EXERCISE GOAL
Omit all pictures and give the records below again exactly as written.

DATA FOR PROCESSING
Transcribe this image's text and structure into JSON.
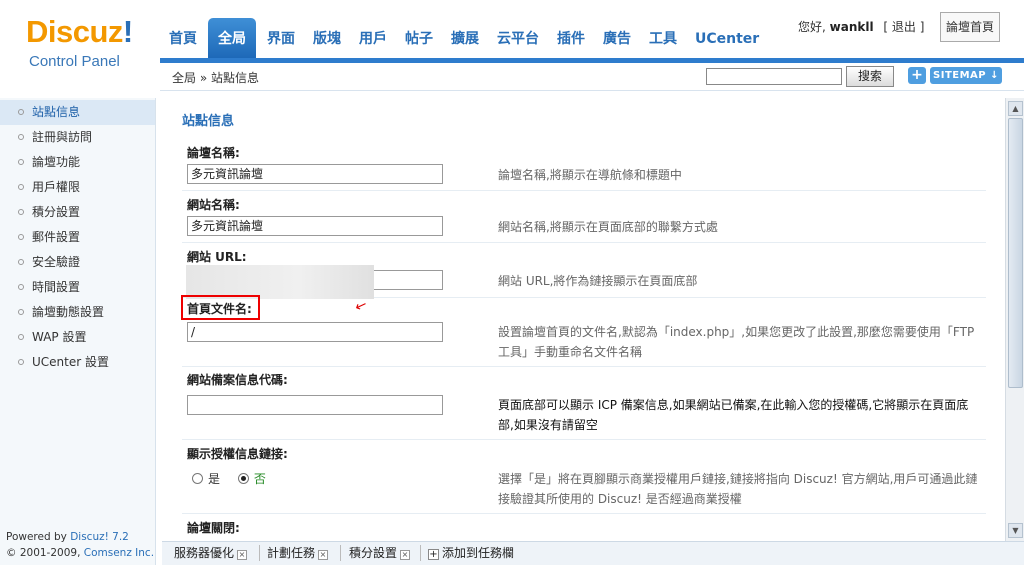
{
  "logo": {
    "brand_d": "Discuz",
    "brand_bang": "!",
    "subtitle": "Control Panel"
  },
  "topnav": {
    "tabs": [
      {
        "label": "首頁",
        "active": false
      },
      {
        "label": "全局",
        "active": true
      },
      {
        "label": "界面",
        "active": false
      },
      {
        "label": "版塊",
        "active": false
      },
      {
        "label": "用戶",
        "active": false
      },
      {
        "label": "帖子",
        "active": false
      },
      {
        "label": "擴展",
        "active": false
      },
      {
        "label": "云平台",
        "active": false
      },
      {
        "label": "插件",
        "active": false
      },
      {
        "label": "廣告",
        "active": false
      },
      {
        "label": "工具",
        "active": false
      },
      {
        "label": "UCenter",
        "active": false
      }
    ]
  },
  "user": {
    "greeting": "您好,",
    "username": "wankll",
    "logout": "[ 退出 ]",
    "home_button": "論壇首頁"
  },
  "crumb": {
    "text": "全局 » 站點信息",
    "search_button": "搜索",
    "plus": "+",
    "sitemap": "SITEMAP ↓"
  },
  "sidebar": {
    "items": [
      {
        "label": "站點信息",
        "active": true
      },
      {
        "label": "註冊與訪問",
        "active": false
      },
      {
        "label": "論壇功能",
        "active": false
      },
      {
        "label": "用戶權限",
        "active": false
      },
      {
        "label": "積分設置",
        "active": false
      },
      {
        "label": "郵件設置",
        "active": false
      },
      {
        "label": "安全驗證",
        "active": false
      },
      {
        "label": "時間設置",
        "active": false
      },
      {
        "label": "論壇動態設置",
        "active": false
      },
      {
        "label": "WAP 設置",
        "active": false
      },
      {
        "label": "UCenter 設置",
        "active": false
      }
    ],
    "footer": {
      "powered_prefix": "Powered by ",
      "powered_brand": "Discuz! 7.2",
      "copyright_prefix": "© 2001-2009, ",
      "copyright_brand": "Comsenz Inc."
    }
  },
  "main": {
    "section_title": "站點信息",
    "rows": {
      "forum_name": {
        "label": "論壇名稱:",
        "value": "多元資訊論壇",
        "hint": "論壇名稱,將顯示在導航條和標題中"
      },
      "site_name": {
        "label": "網站名稱:",
        "value": "多元資訊論壇",
        "hint": "網站名稱,將顯示在頁面底部的聯繫方式處"
      },
      "site_url": {
        "label": "網站 URL:",
        "value": "",
        "hint": "網站 URL,將作為鏈接顯示在頁面底部"
      },
      "index_file": {
        "label": "首頁文件名:",
        "value": "/",
        "hint": "設置論壇首頁的文件名,默認為「index.php」,如果您更改了此設置,那麼您需要使用「FTP工具」手動重命名文件名稱"
      },
      "icp": {
        "label": "網站備案信息代碼:",
        "value": "",
        "hint": "頁面底部可以顯示 ICP 備案信息,如果網站已備案,在此輸入您的授權碼,它將顯示在頁面底部,如果沒有請留空"
      },
      "license_link": {
        "label": "顯示授權信息鏈接:",
        "yes": "是",
        "no": "否",
        "selected": "no",
        "hint": "選擇「是」將在頁腳顯示商業授權用戶鏈接,鏈接將指向 Discuz! 官方網站,用戶可通過此鏈接驗證其所使用的 Discuz! 是否經過商業授權"
      },
      "forum_close": {
        "label": "論壇關閉:"
      }
    }
  },
  "taskbar": {
    "tasks": [
      "服務器優化",
      "計劃任務",
      "積分設置"
    ],
    "add": "添加到任務欄"
  },
  "colors": {
    "brand_blue": "#2a6fb7",
    "brand_orange": "#f39800",
    "nav_active": "#2e7ccd",
    "highlight_red": "#e00000"
  }
}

WRITTEN REPLY
Transcribe this image's text and structure into JSON.
{
  "logo": {
    "brand_d": "Discuz",
    "brand_bang": "!",
    "subtitle": "Control Panel"
  },
  "topnav": {
    "tabs": [
      {
        "label": "首頁",
        "active": false
      },
      {
        "label": "全局",
        "active": true
      },
      {
        "label": "界面",
        "active": false
      },
      {
        "label": "版塊",
        "active": false
      },
      {
        "label": "用戶",
        "active": false
      },
      {
        "label": "帖子",
        "active": false
      },
      {
        "label": "擴展",
        "active": false
      },
      {
        "label": "云平台",
        "active": false
      },
      {
        "label": "插件",
        "active": false
      },
      {
        "label": "廣告",
        "active": false
      },
      {
        "label": "工具",
        "active": false
      },
      {
        "label": "UCenter",
        "active": false
      }
    ]
  },
  "user": {
    "greeting": "您好,",
    "username": "wankll",
    "logout": "[ 退出 ]",
    "home_button": "論壇首頁"
  },
  "crumb": {
    "text": "全局 » 站點信息",
    "search_button": "搜索",
    "plus": "+",
    "sitemap": "SITEMAP ↓"
  },
  "sidebar": {
    "items": [
      {
        "label": "站點信息",
        "active": true
      },
      {
        "label": "註冊與訪問",
        "active": false
      },
      {
        "label": "論壇功能",
        "active": false
      },
      {
        "label": "用戶權限",
        "active": false
      },
      {
        "label": "積分設置",
        "active": false
      },
      {
        "label": "郵件設置",
        "active": false
      },
      {
        "label": "安全驗證",
        "active": false
      },
      {
        "label": "時間設置",
        "active": false
      },
      {
        "label": "論壇動態設置",
        "active": false
      },
      {
        "label": "WAP 設置",
        "active": false
      },
      {
        "label": "UCenter 設置",
        "active": false
      }
    ],
    "footer": {
      "powered_prefix": "Powered by ",
      "powered_brand": "Discuz! 7.2",
      "copyright_prefix": "© 2001-2009, ",
      "copyright_brand": "Comsenz Inc."
    }
  },
  "main": {
    "section_title": "站點信息",
    "rows": {
      "forum_name": {
        "label": "論壇名稱:",
        "value": "多元資訊論壇",
        "hint": "論壇名稱,將顯示在導航條和標題中"
      },
      "site_name": {
        "label": "網站名稱:",
        "value": "多元資訊論壇",
        "hint": "網站名稱,將顯示在頁面底部的聯繫方式處"
      },
      "site_url": {
        "label": "網站 URL:",
        "value": "",
        "hint": "網站 URL,將作為鏈接顯示在頁面底部"
      },
      "index_file": {
        "label": "首頁文件名:",
        "value": "/",
        "hint": "設置論壇首頁的文件名,默認為「index.php」,如果您更改了此設置,那麼您需要使用「FTP工具」手動重命名文件名稱"
      },
      "icp": {
        "label": "網站備案信息代碼:",
        "value": "",
        "hint": "頁面底部可以顯示 ICP 備案信息,如果網站已備案,在此輸入您的授權碼,它將顯示在頁面底部,如果沒有請留空"
      },
      "license_link": {
        "label": "顯示授權信息鏈接:",
        "yes": "是",
        "no": "否",
        "selected": "no",
        "hint": "選擇「是」將在頁腳顯示商業授權用戶鏈接,鏈接將指向 Discuz! 官方網站,用戶可通過此鏈接驗證其所使用的 Discuz! 是否經過商業授權"
      },
      "forum_close": {
        "label": "論壇關閉:"
      }
    }
  },
  "taskbar": {
    "tasks": [
      "服務器優化",
      "計劃任務",
      "積分設置"
    ],
    "add": "添加到任務欄"
  },
  "colors": {
    "brand_blue": "#2a6fb7",
    "brand_orange": "#f39800",
    "nav_active": "#2e7ccd",
    "highlight_red": "#e00000"
  }
}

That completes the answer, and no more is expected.